Omit all pictures. Copy the rest of the material exactly.

Rows »
# # # #
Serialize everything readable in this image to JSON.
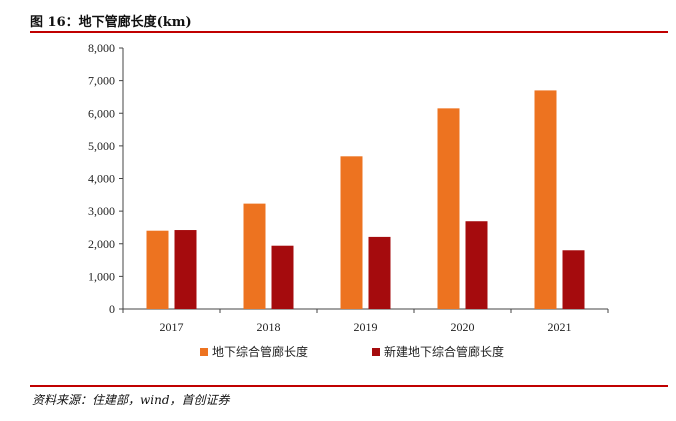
{
  "header": {
    "title": "图 16：地下管廊长度(km)"
  },
  "footer": {
    "source": "资料来源：住建部，wind，首创证券"
  },
  "colors": {
    "rule": "#c00000",
    "series1": "#ed7320",
    "series2": "#a50b0d"
  },
  "chart_data": {
    "type": "bar",
    "title": "",
    "xlabel": "",
    "ylabel": "",
    "categories": [
      "2017",
      "2018",
      "2019",
      "2020",
      "2021"
    ],
    "series": [
      {
        "name": "地下综合管廊长度",
        "values": [
          2400,
          3230,
          4680,
          6150,
          6700
        ]
      },
      {
        "name": "新建地下综合管廊长度",
        "values": [
          2420,
          1940,
          2210,
          2690,
          1800
        ]
      }
    ],
    "yticks": [
      "0",
      "1,000",
      "2,000",
      "3,000",
      "4,000",
      "5,000",
      "6,000",
      "7,000",
      "8,000"
    ],
    "ylim": [
      0,
      8000
    ],
    "grid": false,
    "legend": "bottom"
  }
}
# # # #
Solution below »
Serialize everything readable in this image to JSON.
{
  "header": {
    "title": "图 16：地下管廊长度(km)"
  },
  "footer": {
    "source": "资料来源：住建部，wind，首创证券"
  },
  "colors": {
    "rule": "#c00000",
    "series1": "#ed7320",
    "series2": "#a50b0d"
  },
  "chart_data": {
    "type": "bar",
    "title": "",
    "xlabel": "",
    "ylabel": "",
    "categories": [
      "2017",
      "2018",
      "2019",
      "2020",
      "2021"
    ],
    "series": [
      {
        "name": "地下综合管廊长度",
        "values": [
          2400,
          3230,
          4680,
          6150,
          6700
        ]
      },
      {
        "name": "新建地下综合管廊长度",
        "values": [
          2420,
          1940,
          2210,
          2690,
          1800
        ]
      }
    ],
    "yticks": [
      "0",
      "1,000",
      "2,000",
      "3,000",
      "4,000",
      "5,000",
      "6,000",
      "7,000",
      "8,000"
    ],
    "ylim": [
      0,
      8000
    ],
    "grid": false,
    "legend": "bottom"
  }
}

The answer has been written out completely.